- _Task brief_: Give a count of the lines below that have the string "card" in them, with no other words.

[Stored data entries]
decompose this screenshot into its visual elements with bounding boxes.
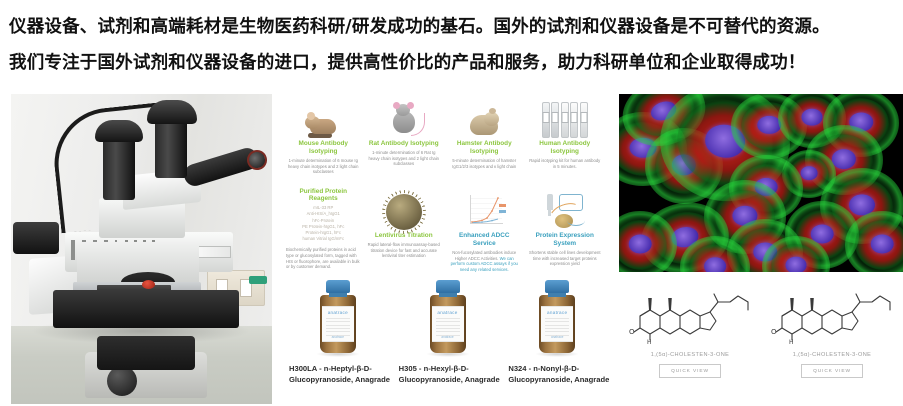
product-description: Biochemically purified proteins in acid … bbox=[286, 247, 361, 271]
expression-system-illustration-icon bbox=[528, 188, 603, 230]
camera-body-left bbox=[95, 120, 143, 142]
product-card-lentivirus-titration[interactable]: Lentivirus Titration Rapid lateral-flow … bbox=[364, 188, 445, 273]
mouse-illustration-icon bbox=[286, 96, 361, 138]
header-line-2: 我们专注于国外试剂和仪器设备的进口，提供高性价比的产品和服务，助力科研单位和企业… bbox=[9, 49, 806, 74]
bottle-brand: anatrace bbox=[541, 310, 573, 315]
product-card-hamster-isotyping[interactable]: Hamster Antibody Isotyping 5-minute dete… bbox=[444, 96, 525, 175]
chemical-name: 1,(5α)-CHOLESTEN-3-ONE bbox=[793, 352, 872, 358]
product-description: Non-fucosylated antibodies induce Higher… bbox=[447, 250, 522, 273]
product-grid-row-2: Purified Protein Reagents mIL-33 RP Anti… bbox=[283, 188, 605, 273]
immunofluorescence-micrograph bbox=[619, 94, 903, 272]
bottle-image: anatrace anatrace bbox=[533, 280, 581, 354]
chemical-row: O H 1,(5α)-CHOLESTEN-3-ONE QUICK VIEW bbox=[619, 276, 903, 402]
virus-illustration-icon bbox=[367, 188, 442, 230]
rat-illustration-icon bbox=[367, 96, 442, 138]
hamster-illustration-icon bbox=[447, 96, 522, 138]
chart-legend-series-2 bbox=[499, 210, 506, 213]
bottle-brand: anatrace bbox=[432, 310, 464, 315]
product-title: Purified Protein Reagents bbox=[286, 188, 361, 202]
product-title: Enhanced ADCC Service bbox=[447, 232, 522, 248]
side-port-lens bbox=[13, 222, 59, 254]
quick-view-button[interactable]: QUICK VIEW bbox=[659, 364, 721, 378]
steroid-structure-icon: O H bbox=[768, 276, 896, 350]
svg-text:H: H bbox=[789, 339, 794, 346]
product-card-mouse-isotyping[interactable]: Mouse Antibody Isotyping 1-minute determ… bbox=[283, 96, 364, 175]
bottle-image: anatrace anatrace bbox=[314, 280, 362, 354]
header-copy: 仪器设备、试剂和高端耗材是生物医药科研/研发成功的基石。国外的试剂和仪器设备是不… bbox=[0, 0, 903, 90]
adcc-line-chart-icon bbox=[447, 188, 522, 230]
quick-view-button[interactable]: QUICK VIEW bbox=[801, 364, 863, 378]
camera-body-right bbox=[147, 100, 197, 124]
detergent-product-list: anatrace anatrace H300LA - n-Heptyl-β-D-… bbox=[283, 278, 612, 402]
microscope-stand bbox=[97, 336, 195, 370]
product-grid-row-1: Mouse Antibody Isotyping 1-minute determ… bbox=[283, 96, 605, 175]
bottle-product-h300la[interactable]: anatrace anatrace H300LA - n-Heptyl-β-D-… bbox=[283, 278, 393, 402]
mechanical-stage bbox=[53, 290, 239, 328]
bottle-product-name: H305 - n-Hexyl-β-D-Glucopyranoside, Anag… bbox=[393, 363, 503, 385]
product-description: 5-minute determination of hamster IgG1/2… bbox=[447, 158, 522, 169]
svg-text:H: H bbox=[647, 339, 652, 346]
adcc-chart-svg bbox=[471, 197, 501, 223]
antibody-product-grid: Mouse Antibody Isotyping 1-minute determ… bbox=[283, 94, 605, 276]
product-title: Protein Expression System bbox=[528, 232, 603, 248]
bottle-product-h305[interactable]: anatrace anatrace H305 - n-Hexyl-β-D-Glu… bbox=[393, 278, 503, 402]
product-title: Human Antibody Isotyping bbox=[528, 140, 603, 156]
bottle-product-n324[interactable]: anatrace anatrace N324 - n-Nonyl-β-D-Glu… bbox=[502, 278, 612, 402]
product-title: Mouse Antibody Isotyping bbox=[286, 140, 361, 156]
product-description: 1-minute determination of 6 Rat Ig heavy… bbox=[367, 150, 442, 167]
product-title: Hamster Antibody Isotyping bbox=[447, 140, 522, 156]
focus-knob bbox=[107, 366, 137, 396]
product-card-human-isotyping[interactable]: Human Antibody Isotyping Rapid isotyping… bbox=[525, 96, 606, 175]
stage-indicator bbox=[142, 280, 155, 289]
steroid-structure-icon: O H bbox=[626, 276, 754, 350]
chemical-structure-list: O H 1,(5α)-CHOLESTEN-3-ONE QUICK VIEW bbox=[619, 276, 903, 402]
product-card-purified-protein-reagents[interactable]: Purified Protein Reagents mIL-33 RP Anti… bbox=[283, 188, 364, 273]
product-description: Rapid isotyping kit for human antibody i… bbox=[528, 158, 603, 169]
reagent-item: human Vitrial IgG/mFc bbox=[286, 236, 361, 242]
product-description: Rapid lateral-flow immunoassay-based tit… bbox=[367, 242, 442, 259]
product-card-rat-isotyping[interactable]: Rat Antibody Isotyping 1-minute determin… bbox=[364, 96, 445, 175]
bottle-brand: anatrace bbox=[322, 310, 354, 315]
chemical-card-cholesten-3-one-1[interactable]: O H 1,(5α)-CHOLESTEN-3-ONE QUICK VIEW bbox=[619, 276, 761, 402]
cartridge-device-icon bbox=[528, 96, 603, 138]
product-title: Rat Antibody Isotyping bbox=[367, 140, 442, 148]
product-card-protein-expression-system[interactable]: Protein Expression System Shortens stabl… bbox=[525, 188, 606, 273]
product-card-enhanced-adcc-service[interactable]: Enhanced ADCC Service Non-fucosylated an… bbox=[444, 188, 525, 273]
bottle-product-name: N324 - n-Nonyl-β-D-Glucopyranoside, Anag… bbox=[502, 363, 612, 385]
chemical-name: 1,(5α)-CHOLESTEN-3-ONE bbox=[651, 352, 730, 358]
fluorescence-microscope-photo bbox=[11, 94, 272, 404]
header-line-1: 仪器设备、试剂和高端耗材是生物医药科研/研发成功的基石。国外的试剂和仪器设备是不… bbox=[9, 13, 830, 38]
product-description: 1-minute determination of 6 mouse Ig hea… bbox=[286, 158, 361, 175]
chart-legend-series-1 bbox=[499, 204, 506, 207]
banner-page: 仪器设备、试剂和高端耗材是生物医药科研/研发成功的基石。国外的试剂和仪器设备是不… bbox=[0, 0, 903, 406]
bottle-product-name: H300LA - n-Heptyl-β-D-Glucopyranoside, A… bbox=[283, 363, 393, 385]
svg-text:O: O bbox=[629, 328, 635, 336]
camera-tube-right bbox=[155, 116, 187, 178]
camera-tube-left bbox=[103, 134, 135, 200]
network-plug bbox=[249, 276, 267, 284]
bottle-row: anatrace anatrace H300LA - n-Heptyl-β-D-… bbox=[283, 278, 612, 402]
chemical-card-cholesten-3-one-2[interactable]: O H 1,(5α)-CHOLESTEN-3-ONE QUICK VIEW bbox=[761, 276, 903, 402]
svg-text:O: O bbox=[771, 328, 777, 336]
bottle-image: anatrace anatrace bbox=[424, 280, 472, 354]
product-description: Shortens stable cell lines development t… bbox=[528, 250, 603, 267]
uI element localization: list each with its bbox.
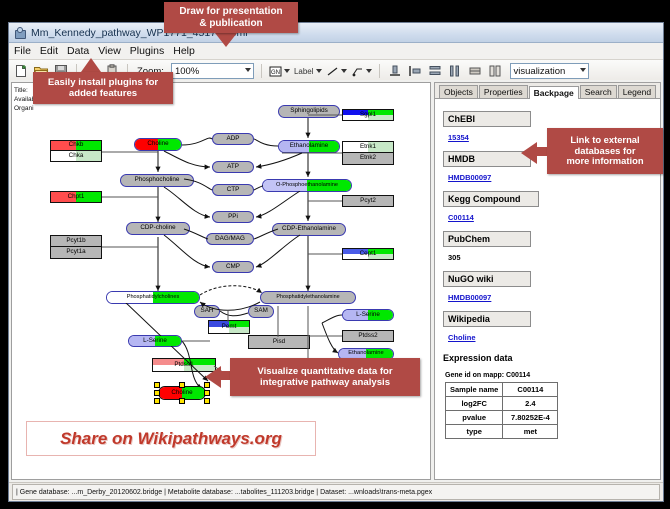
db-header-nugo: NuGO wiki [443, 271, 531, 287]
table-row: log2FC 2.4 [446, 397, 558, 411]
node-label: Chpt1 [68, 194, 85, 200]
node-label: Etnk2 [360, 155, 376, 161]
callout-links: Link to external databases for more info… [547, 128, 663, 174]
visualization-combobox[interactable]: visualization [510, 63, 589, 79]
menu-bar: File Edit Data View Plugins Help [9, 43, 663, 60]
pathvisio-icon [14, 27, 26, 39]
align-left-icon[interactable] [407, 63, 423, 79]
svg-text:GN: GN [271, 70, 280, 76]
label-tool[interactable]: Label [294, 67, 322, 76]
status-bar: | Gene database: ...m_Derby_20120602.bri… [9, 482, 663, 501]
node-chka[interactable]: Chka [50, 151, 102, 162]
node-label: Cept1 [360, 251, 377, 257]
node-label: CTP [227, 187, 240, 193]
menu-item-file[interactable]: File [14, 45, 31, 57]
node-label: Pemt [222, 324, 237, 330]
table-row: Sample name C00114 [446, 383, 558, 397]
node-l-serine-left[interactable]: L-Serine [128, 335, 182, 347]
callout-draw-line1: Draw for presentation [179, 6, 282, 18]
callout-links-line3: more information [566, 156, 643, 167]
callout-visualize-line2: integrative pathway analysis [260, 377, 390, 388]
stack-icon[interactable] [467, 63, 483, 79]
node-label: Ptdss2 [358, 333, 377, 339]
node-o-phosphoethanolamine[interactable]: O-Phosphoethanolamine [262, 179, 352, 192]
line-tool[interactable] [326, 65, 347, 78]
chevron-down-icon [366, 69, 372, 73]
zoom-combobox[interactable]: 100% [171, 63, 254, 79]
tab-legend[interactable]: Legend [618, 85, 656, 98]
align-bottom-icon[interactable] [387, 63, 403, 79]
expr-value: met [503, 425, 558, 439]
node-label: SAM [254, 308, 268, 314]
node-label: Sgpl1 [360, 112, 376, 118]
node-label: Chkb [69, 142, 84, 148]
node-label: Pcyt1a [66, 249, 85, 255]
gene-id-line: Gene id on mapp: C00114 [445, 372, 660, 379]
selection-handle[interactable] [204, 398, 210, 404]
title-bar: Mm_Kennedy_pathway_WP1771_45176.gpml [9, 23, 663, 43]
callout-draw-line2: & publication [199, 18, 262, 30]
expr-key: log2FC [446, 397, 503, 411]
table-row: pvalue 7.80252E-4 [446, 411, 558, 425]
share-banner: Share on Wikipathways.org [26, 421, 316, 456]
tab-objects[interactable]: Objects [439, 85, 478, 98]
db-header-wikipedia: Wikipedia [443, 311, 531, 327]
tab-properties[interactable]: Properties [479, 85, 528, 98]
chevron-down-icon [580, 68, 586, 72]
node-etnk1[interactable]: Etnk1 [342, 141, 394, 153]
node-label: Choline [147, 141, 168, 147]
callout-links-pointer [521, 142, 537, 164]
node-label: Ptdss1 [174, 362, 193, 368]
datanode-tool[interactable]: GN [269, 65, 290, 78]
callout-links-line1: Link to external [570, 135, 639, 146]
node-label: Etnk1 [360, 144, 376, 150]
menu-item-data[interactable]: Data [67, 45, 89, 57]
tab-backpage[interactable]: Backpage [529, 86, 579, 99]
expr-value: C00114 [503, 383, 558, 397]
node-chpt1[interactable]: Chpt1 [50, 191, 102, 203]
callout-visualize-line1: Visualize quantitative data for [257, 366, 392, 377]
selection-handle[interactable] [154, 390, 160, 396]
expression-table: Sample name C00114 log2FC 2.4 pvalue 7.8… [445, 382, 558, 439]
menu-item-help[interactable]: Help [173, 45, 195, 57]
callout-visualize-pointer [205, 366, 221, 388]
callout-plugins-line2: added features [69, 88, 137, 99]
meta-organism-label: Organi [14, 104, 35, 113]
label-tool-text: Label [294, 67, 314, 76]
node-label: Ethanolamine [348, 351, 383, 357]
node-label: Phosphatidylcholines [127, 295, 180, 301]
node-label: O-Phosphoethanolamine [276, 183, 338, 189]
callout-draw: Draw for presentation & publication [164, 2, 298, 33]
node-label: SAH [201, 308, 214, 314]
toolbar-separator [379, 64, 380, 78]
db-link-kegg[interactable]: C00114 [448, 213, 474, 222]
expr-key: type [446, 425, 503, 439]
selection-handle[interactable] [179, 382, 185, 388]
node-phosphatidylcholines[interactable]: Phosphatidylcholines [106, 291, 200, 304]
node-label: Pisd [273, 339, 285, 345]
node-label: Choline [171, 390, 192, 396]
menu-item-edit[interactable]: Edit [40, 45, 58, 57]
group-icon[interactable] [487, 63, 503, 79]
distribute-horizontal-icon[interactable] [447, 63, 463, 79]
node-label: CDP-choline [140, 225, 175, 231]
side-panel-tabs: Objects Properties Backpage Search Legen… [435, 83, 660, 99]
chevron-down-icon [316, 69, 322, 73]
interaction-tool[interactable] [351, 65, 372, 78]
node-label: Phosphatidylethanolamine [276, 295, 339, 300]
node-label: Ethanolamine [290, 143, 329, 149]
db-link-hmdb[interactable]: HMDB00097 [448, 173, 491, 182]
node-label: PPi [228, 214, 238, 220]
expr-key: Sample name [446, 383, 503, 397]
node-label: CMP [226, 264, 240, 270]
selection-handle[interactable] [154, 382, 160, 388]
node-label: Pcyt1b [66, 238, 85, 244]
node-label: Chka [69, 153, 84, 159]
callout-plugins: Easily install plugins for added feature… [33, 72, 173, 104]
node-chkb[interactable]: Chkb [50, 140, 102, 151]
db-link-nugo[interactable]: HMDB00097 [448, 293, 491, 302]
table-row: type met [446, 425, 558, 439]
node-label: CDP-Ethanolamine [282, 226, 336, 232]
screenshot-root: Mm_Kennedy_pathway_WP1771_45176.gpml Fil… [0, 0, 670, 509]
distribute-vertical-icon[interactable] [427, 63, 443, 79]
node-label: L-Serine [143, 338, 167, 344]
db-header-kegg: Kegg Compound [443, 191, 539, 207]
expr-value: 7.80252E-4 [503, 411, 558, 425]
callout-visualize: Visualize quantitative data for integrat… [230, 358, 420, 396]
expr-key: pvalue [446, 411, 503, 425]
db-header-pubchem: PubChem [443, 231, 531, 247]
new-file-icon[interactable] [13, 63, 29, 79]
db-link-wikipedia[interactable]: Choline [448, 333, 476, 342]
db-header-hmdb: HMDB [443, 151, 531, 167]
node-label: DAG/MAG [215, 236, 245, 242]
db-value-pubchem: 305 [448, 253, 461, 262]
node-label: ADP [227, 136, 240, 142]
menu-item-view[interactable]: View [98, 45, 121, 57]
chevron-down-icon [341, 69, 347, 73]
db-header-chebi: ChEBI [443, 111, 531, 127]
node-ethanolamine[interactable]: Ethanolamine [278, 140, 340, 153]
menu-item-plugins[interactable]: Plugins [130, 45, 164, 57]
toolbar-separator [261, 64, 262, 78]
visualization-value: visualization [514, 66, 566, 77]
node-label: Phosphocholine [135, 177, 180, 183]
node-label: Sphingolipids [290, 108, 327, 114]
node-label: L-Serine [356, 312, 380, 318]
node-choline-top[interactable]: Choline [134, 138, 182, 151]
expr-value: 2.4 [503, 397, 558, 411]
selection-handle[interactable] [179, 398, 185, 404]
chevron-down-icon [284, 69, 290, 73]
node-label: Pcyt2 [360, 198, 376, 204]
expression-data-title: Expression data [443, 353, 660, 363]
node-label: ATP [227, 164, 239, 170]
db-link-chebi[interactable]: 15354 [448, 133, 469, 142]
chevron-down-icon [245, 68, 251, 72]
callout-plugins-line1: Easily install plugins for [48, 77, 158, 88]
selection-handle[interactable] [154, 398, 160, 404]
zoom-value: 100% [175, 66, 199, 77]
status-text: | Gene database: ...m_Derby_20120602.bri… [12, 484, 660, 500]
node-l-serine-right[interactable]: L-Serine [342, 309, 394, 321]
tab-search[interactable]: Search [580, 85, 617, 98]
selection-handle[interactable] [204, 390, 210, 396]
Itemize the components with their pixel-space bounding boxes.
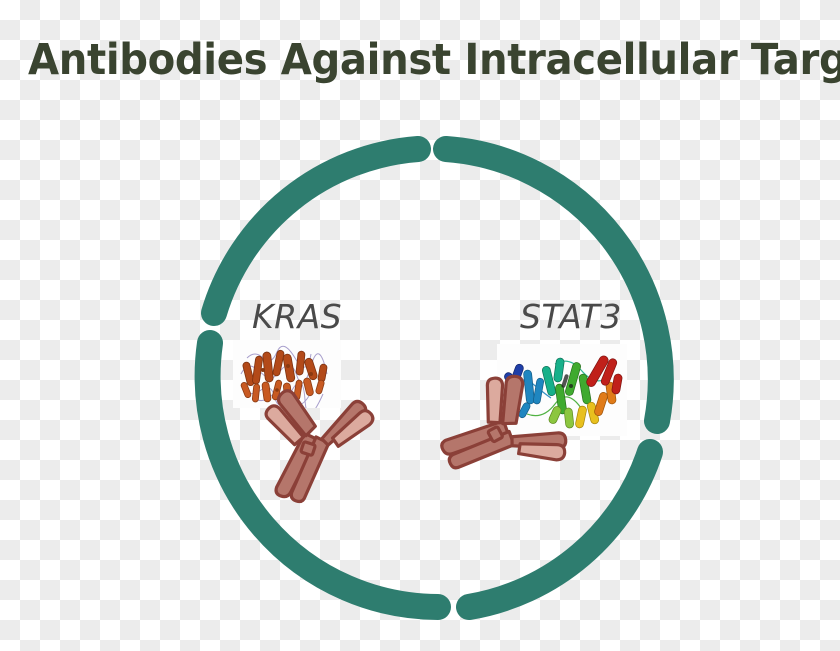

- _Your response_: 10